Collected data entries
►
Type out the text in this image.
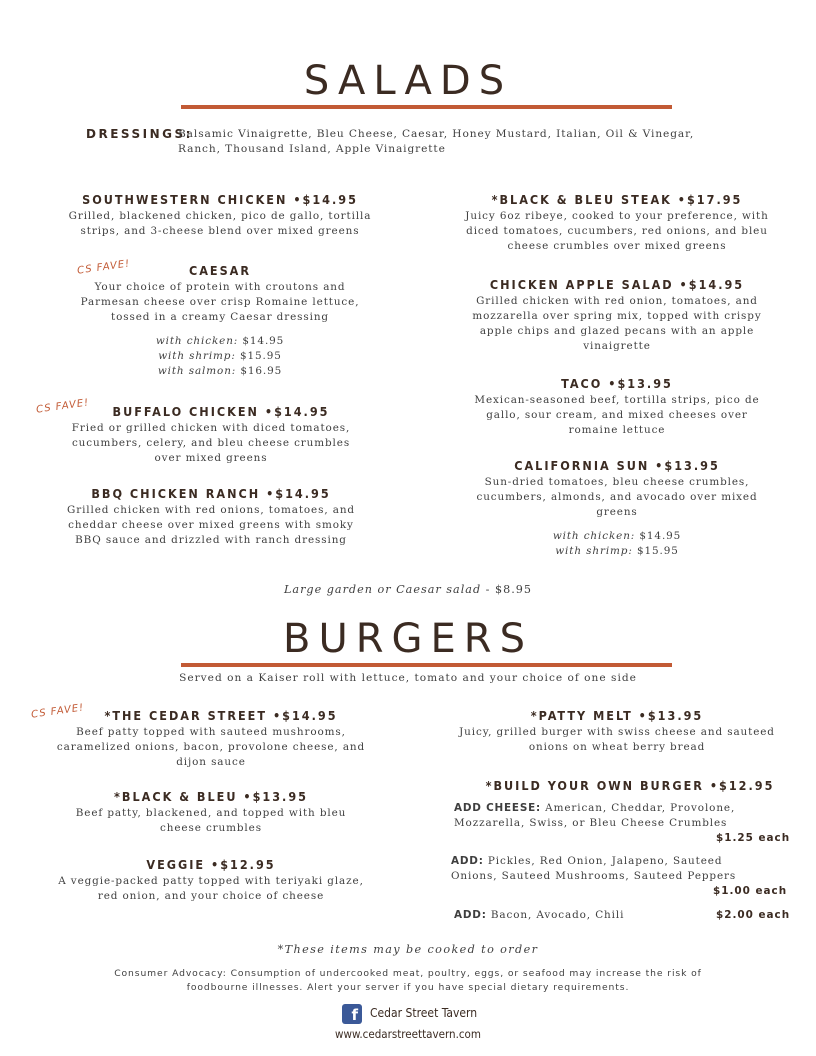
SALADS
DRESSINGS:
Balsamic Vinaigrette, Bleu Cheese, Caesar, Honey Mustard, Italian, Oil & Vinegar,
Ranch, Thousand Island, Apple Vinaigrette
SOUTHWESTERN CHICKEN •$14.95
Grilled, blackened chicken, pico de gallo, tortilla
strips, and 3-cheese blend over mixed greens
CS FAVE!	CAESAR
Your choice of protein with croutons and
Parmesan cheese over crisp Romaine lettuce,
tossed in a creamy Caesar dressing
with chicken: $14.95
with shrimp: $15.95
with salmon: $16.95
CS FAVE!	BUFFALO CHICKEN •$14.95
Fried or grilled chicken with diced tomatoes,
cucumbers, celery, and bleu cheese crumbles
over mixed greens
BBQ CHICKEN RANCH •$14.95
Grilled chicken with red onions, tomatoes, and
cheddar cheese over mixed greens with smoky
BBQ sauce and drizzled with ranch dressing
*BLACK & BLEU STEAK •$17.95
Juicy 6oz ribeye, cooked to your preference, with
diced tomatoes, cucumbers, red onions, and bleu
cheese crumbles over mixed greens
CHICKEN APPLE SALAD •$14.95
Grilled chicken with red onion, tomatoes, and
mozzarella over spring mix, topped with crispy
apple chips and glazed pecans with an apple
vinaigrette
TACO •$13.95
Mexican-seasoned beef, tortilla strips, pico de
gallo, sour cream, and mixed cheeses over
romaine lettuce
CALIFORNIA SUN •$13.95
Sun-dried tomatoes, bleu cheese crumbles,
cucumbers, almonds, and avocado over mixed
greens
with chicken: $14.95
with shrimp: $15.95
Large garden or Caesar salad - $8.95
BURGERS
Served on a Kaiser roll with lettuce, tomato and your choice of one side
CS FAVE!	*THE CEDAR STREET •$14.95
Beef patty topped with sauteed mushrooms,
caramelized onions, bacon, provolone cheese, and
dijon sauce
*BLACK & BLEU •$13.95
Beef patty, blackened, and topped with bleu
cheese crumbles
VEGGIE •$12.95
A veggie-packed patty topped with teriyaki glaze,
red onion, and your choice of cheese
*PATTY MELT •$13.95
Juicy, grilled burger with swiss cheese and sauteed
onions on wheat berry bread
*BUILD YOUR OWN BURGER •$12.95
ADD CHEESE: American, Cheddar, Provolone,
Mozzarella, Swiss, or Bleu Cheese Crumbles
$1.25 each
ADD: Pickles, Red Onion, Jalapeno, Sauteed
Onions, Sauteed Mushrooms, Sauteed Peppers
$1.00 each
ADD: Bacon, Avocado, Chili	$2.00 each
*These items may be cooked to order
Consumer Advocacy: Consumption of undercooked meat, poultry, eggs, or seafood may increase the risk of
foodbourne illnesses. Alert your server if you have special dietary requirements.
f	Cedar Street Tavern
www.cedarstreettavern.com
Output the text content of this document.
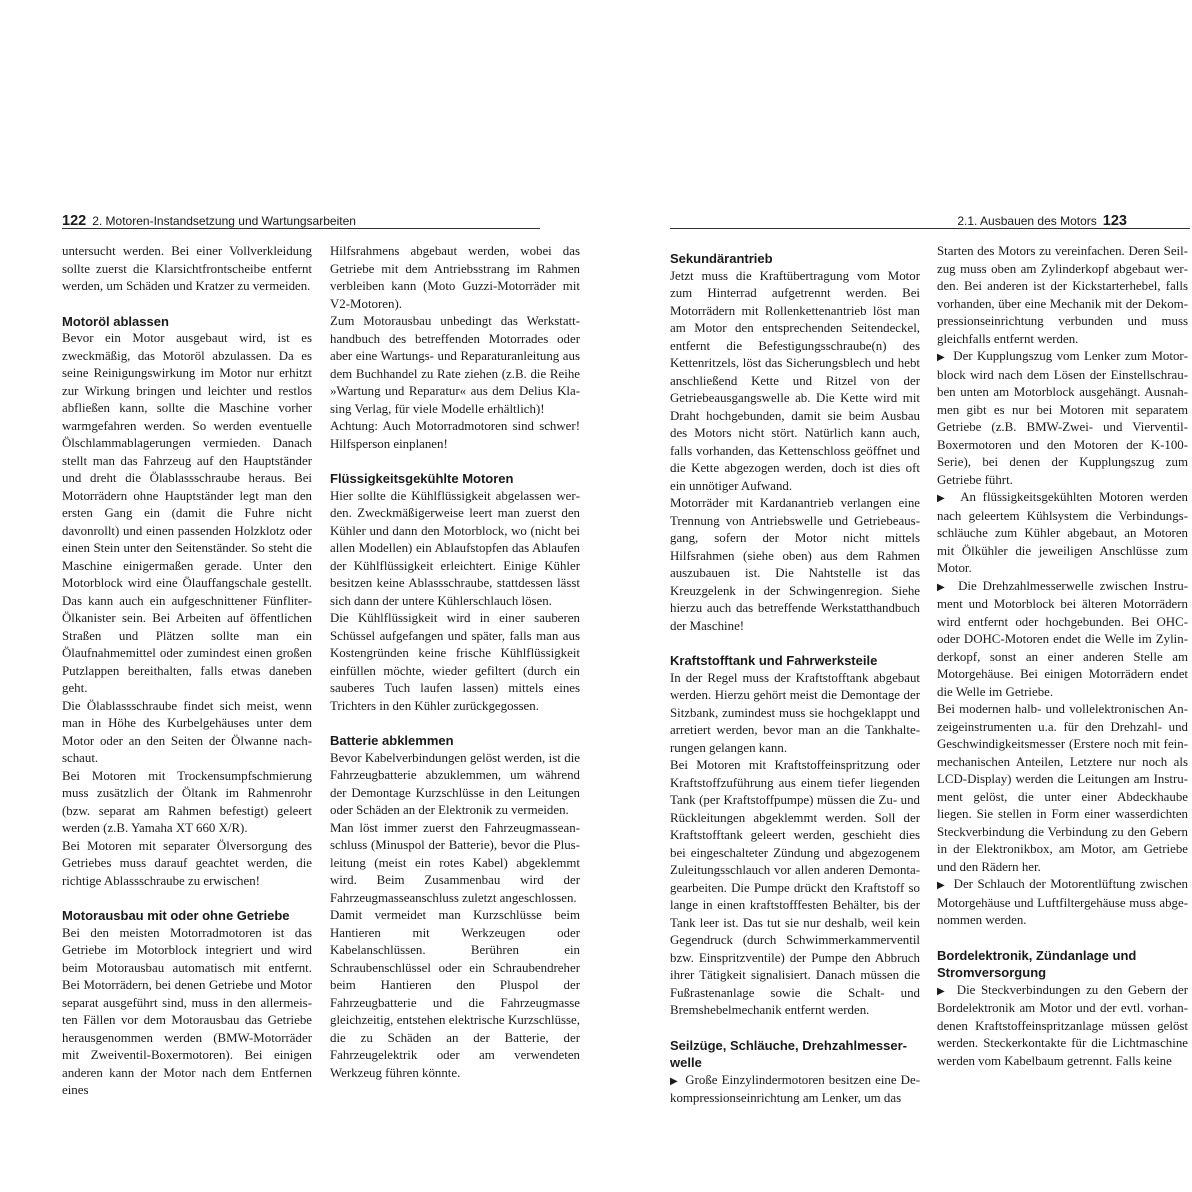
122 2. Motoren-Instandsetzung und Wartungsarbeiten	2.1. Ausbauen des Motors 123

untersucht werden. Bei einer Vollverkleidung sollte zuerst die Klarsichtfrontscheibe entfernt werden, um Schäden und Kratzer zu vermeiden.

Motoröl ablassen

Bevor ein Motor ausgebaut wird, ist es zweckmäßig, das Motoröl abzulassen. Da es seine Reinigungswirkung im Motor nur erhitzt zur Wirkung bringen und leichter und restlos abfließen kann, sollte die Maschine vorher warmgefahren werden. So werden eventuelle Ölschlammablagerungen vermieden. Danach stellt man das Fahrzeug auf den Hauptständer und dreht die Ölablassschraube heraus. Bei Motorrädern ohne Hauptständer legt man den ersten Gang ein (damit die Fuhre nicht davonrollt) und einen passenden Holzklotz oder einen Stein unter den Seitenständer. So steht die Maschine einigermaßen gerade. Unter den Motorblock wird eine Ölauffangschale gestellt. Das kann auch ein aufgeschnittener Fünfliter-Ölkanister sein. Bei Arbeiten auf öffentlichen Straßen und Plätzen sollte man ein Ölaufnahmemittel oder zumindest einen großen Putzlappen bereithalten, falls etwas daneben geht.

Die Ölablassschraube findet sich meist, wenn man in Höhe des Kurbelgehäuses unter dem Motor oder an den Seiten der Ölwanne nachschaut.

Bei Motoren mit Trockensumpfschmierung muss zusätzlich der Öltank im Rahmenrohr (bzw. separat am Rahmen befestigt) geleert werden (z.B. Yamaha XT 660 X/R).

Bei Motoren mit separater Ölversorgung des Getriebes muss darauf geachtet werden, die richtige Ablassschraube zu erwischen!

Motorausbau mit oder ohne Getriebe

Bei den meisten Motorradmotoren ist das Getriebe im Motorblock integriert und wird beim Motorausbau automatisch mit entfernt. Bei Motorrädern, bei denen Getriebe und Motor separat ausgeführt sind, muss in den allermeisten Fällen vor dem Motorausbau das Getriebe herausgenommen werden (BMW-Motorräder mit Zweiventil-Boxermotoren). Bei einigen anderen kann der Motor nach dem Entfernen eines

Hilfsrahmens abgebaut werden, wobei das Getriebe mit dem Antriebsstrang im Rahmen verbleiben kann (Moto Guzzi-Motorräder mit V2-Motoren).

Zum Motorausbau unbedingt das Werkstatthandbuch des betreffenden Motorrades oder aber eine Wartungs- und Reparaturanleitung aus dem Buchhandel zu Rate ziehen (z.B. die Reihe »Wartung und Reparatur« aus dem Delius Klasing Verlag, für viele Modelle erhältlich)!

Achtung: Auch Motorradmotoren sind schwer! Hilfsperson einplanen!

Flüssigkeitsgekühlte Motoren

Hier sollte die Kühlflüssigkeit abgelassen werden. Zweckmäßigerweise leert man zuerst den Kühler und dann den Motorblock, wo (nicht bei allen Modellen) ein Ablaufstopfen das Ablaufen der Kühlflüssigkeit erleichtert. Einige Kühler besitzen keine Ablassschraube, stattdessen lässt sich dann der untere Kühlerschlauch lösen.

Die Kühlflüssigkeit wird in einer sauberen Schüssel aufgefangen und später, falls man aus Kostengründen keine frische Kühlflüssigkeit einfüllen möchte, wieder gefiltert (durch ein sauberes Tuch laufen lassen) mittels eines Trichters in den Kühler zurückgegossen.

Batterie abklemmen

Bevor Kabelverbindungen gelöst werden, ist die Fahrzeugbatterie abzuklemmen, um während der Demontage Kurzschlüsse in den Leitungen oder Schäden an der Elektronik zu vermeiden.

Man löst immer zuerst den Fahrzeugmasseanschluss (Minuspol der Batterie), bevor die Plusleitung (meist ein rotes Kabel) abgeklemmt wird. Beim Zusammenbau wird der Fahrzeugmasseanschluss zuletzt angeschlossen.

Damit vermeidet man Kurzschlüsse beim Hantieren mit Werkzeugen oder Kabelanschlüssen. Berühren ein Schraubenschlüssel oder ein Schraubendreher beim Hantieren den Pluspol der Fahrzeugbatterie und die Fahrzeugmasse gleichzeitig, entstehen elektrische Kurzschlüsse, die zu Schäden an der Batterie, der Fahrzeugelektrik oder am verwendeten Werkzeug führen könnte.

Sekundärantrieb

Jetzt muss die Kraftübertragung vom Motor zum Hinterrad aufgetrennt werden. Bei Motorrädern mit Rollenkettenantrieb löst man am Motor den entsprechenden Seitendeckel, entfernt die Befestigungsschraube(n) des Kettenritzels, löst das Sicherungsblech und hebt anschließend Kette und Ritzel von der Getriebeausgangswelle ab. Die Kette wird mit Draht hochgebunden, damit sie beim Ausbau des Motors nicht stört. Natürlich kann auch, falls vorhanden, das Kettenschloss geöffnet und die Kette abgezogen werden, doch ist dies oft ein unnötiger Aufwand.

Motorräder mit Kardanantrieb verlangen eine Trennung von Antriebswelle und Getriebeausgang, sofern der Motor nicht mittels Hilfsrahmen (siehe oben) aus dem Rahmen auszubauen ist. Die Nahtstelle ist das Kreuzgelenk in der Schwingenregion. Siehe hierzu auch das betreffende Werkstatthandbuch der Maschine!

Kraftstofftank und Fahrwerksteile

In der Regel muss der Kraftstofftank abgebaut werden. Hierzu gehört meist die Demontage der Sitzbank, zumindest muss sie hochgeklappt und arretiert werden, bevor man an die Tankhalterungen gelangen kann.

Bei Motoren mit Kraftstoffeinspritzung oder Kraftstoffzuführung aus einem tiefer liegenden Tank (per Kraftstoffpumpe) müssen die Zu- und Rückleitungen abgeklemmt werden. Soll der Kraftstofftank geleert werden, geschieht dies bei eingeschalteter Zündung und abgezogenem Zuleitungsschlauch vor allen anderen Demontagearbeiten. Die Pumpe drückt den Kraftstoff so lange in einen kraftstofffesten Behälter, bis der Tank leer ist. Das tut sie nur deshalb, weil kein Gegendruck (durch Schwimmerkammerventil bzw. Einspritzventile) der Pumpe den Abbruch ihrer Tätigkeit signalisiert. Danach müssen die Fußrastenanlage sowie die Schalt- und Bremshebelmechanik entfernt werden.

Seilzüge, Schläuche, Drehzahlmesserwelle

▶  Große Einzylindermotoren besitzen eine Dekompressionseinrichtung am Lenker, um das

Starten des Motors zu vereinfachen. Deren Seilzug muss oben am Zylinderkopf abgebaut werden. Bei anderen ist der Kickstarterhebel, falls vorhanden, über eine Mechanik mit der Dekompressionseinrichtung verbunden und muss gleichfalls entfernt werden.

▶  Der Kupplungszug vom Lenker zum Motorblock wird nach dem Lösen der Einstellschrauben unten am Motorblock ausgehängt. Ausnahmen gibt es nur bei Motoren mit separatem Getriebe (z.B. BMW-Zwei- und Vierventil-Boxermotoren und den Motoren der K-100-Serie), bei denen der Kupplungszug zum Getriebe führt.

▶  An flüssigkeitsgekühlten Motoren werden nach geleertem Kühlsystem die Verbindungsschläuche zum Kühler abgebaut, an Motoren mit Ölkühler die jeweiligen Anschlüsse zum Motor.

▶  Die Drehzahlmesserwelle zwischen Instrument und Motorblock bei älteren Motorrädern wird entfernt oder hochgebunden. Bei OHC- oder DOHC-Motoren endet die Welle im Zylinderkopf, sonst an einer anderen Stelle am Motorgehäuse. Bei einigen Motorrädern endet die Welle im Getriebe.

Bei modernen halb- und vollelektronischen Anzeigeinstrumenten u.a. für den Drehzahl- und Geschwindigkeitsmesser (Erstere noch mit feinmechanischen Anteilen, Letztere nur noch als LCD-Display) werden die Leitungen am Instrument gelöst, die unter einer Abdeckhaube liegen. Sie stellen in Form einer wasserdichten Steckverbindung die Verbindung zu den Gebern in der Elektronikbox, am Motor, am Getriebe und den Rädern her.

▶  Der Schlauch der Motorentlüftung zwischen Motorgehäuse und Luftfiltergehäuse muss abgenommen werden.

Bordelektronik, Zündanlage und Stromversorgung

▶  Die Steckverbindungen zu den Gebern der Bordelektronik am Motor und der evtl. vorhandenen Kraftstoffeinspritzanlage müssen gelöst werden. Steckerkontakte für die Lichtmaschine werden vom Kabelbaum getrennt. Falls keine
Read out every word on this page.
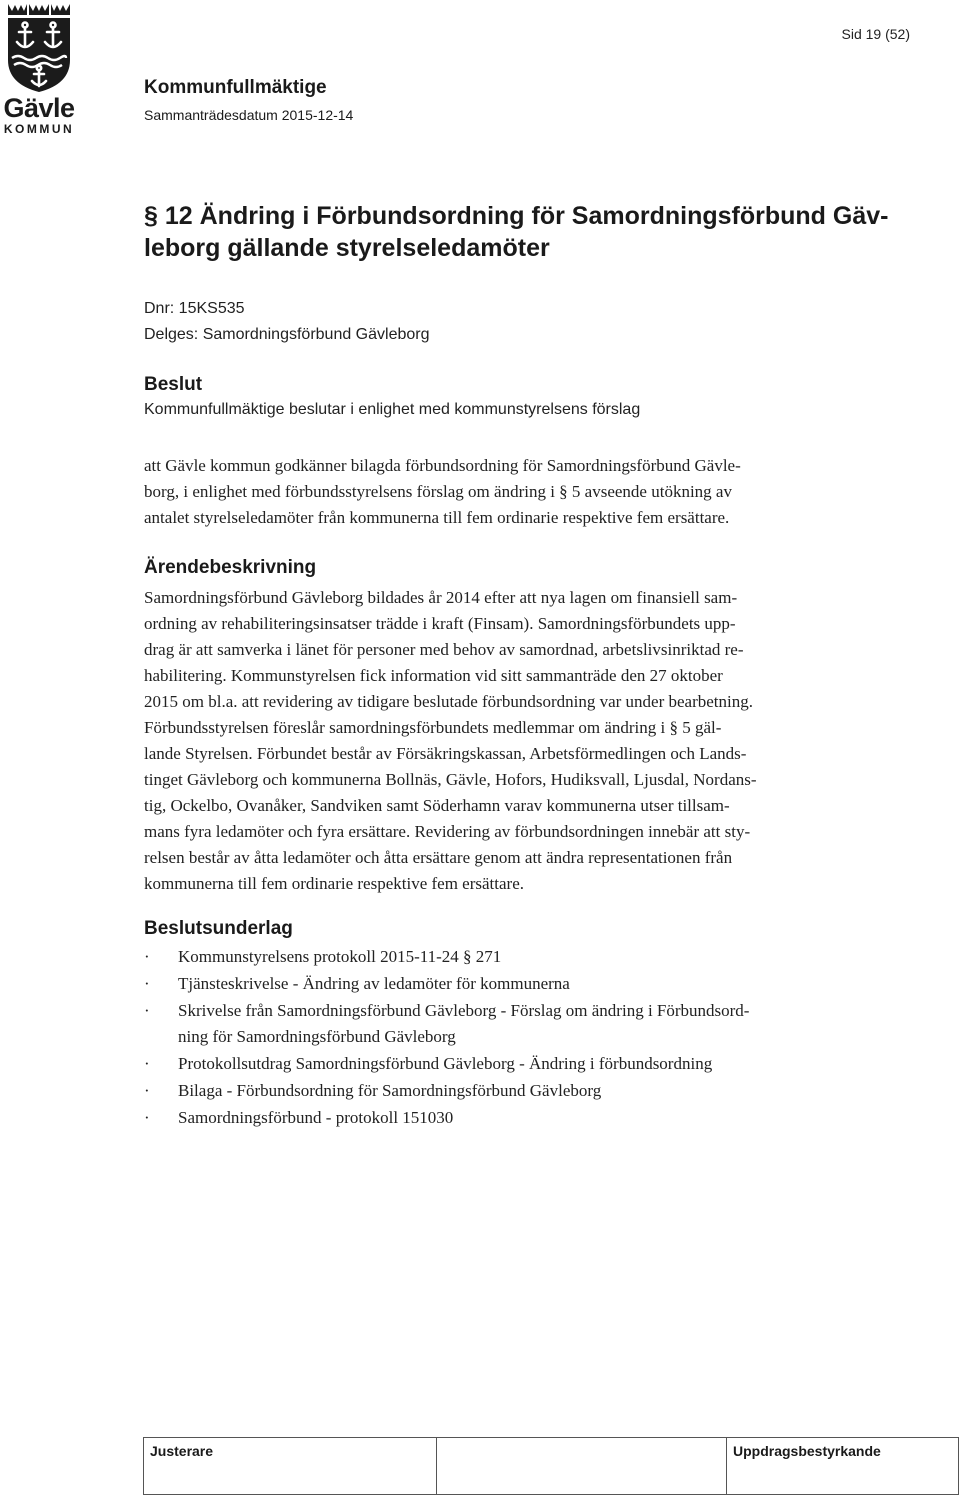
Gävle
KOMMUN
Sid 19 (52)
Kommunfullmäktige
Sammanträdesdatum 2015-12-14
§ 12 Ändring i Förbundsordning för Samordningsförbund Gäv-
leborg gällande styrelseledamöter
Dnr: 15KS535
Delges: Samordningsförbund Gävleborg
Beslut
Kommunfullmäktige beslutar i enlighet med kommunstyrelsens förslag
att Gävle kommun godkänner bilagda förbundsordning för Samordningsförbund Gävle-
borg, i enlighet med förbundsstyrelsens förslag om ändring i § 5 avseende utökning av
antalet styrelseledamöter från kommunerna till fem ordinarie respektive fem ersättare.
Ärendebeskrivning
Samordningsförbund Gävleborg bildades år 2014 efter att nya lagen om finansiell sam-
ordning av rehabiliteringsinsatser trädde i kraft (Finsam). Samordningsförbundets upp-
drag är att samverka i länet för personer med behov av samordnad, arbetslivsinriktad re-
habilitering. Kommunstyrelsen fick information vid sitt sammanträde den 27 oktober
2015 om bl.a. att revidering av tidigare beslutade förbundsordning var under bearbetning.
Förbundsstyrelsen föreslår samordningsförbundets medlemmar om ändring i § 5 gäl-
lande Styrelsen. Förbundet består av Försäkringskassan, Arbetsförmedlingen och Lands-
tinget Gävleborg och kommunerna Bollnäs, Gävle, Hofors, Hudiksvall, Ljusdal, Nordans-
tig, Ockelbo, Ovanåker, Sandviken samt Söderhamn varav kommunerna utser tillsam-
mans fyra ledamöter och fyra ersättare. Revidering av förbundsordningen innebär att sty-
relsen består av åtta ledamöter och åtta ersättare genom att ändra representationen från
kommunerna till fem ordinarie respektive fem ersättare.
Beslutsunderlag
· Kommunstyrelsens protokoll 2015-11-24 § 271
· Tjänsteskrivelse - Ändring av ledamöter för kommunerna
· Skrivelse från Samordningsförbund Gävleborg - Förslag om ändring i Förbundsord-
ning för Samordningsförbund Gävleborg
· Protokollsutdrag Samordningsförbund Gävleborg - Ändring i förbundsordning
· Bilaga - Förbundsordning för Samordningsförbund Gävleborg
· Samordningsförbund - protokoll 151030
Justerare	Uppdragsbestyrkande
◄
**AIM OF THE TASK**
For the word "Motors", count the lines in the records that contain it. Give the number and no other words.

**REPLY**
3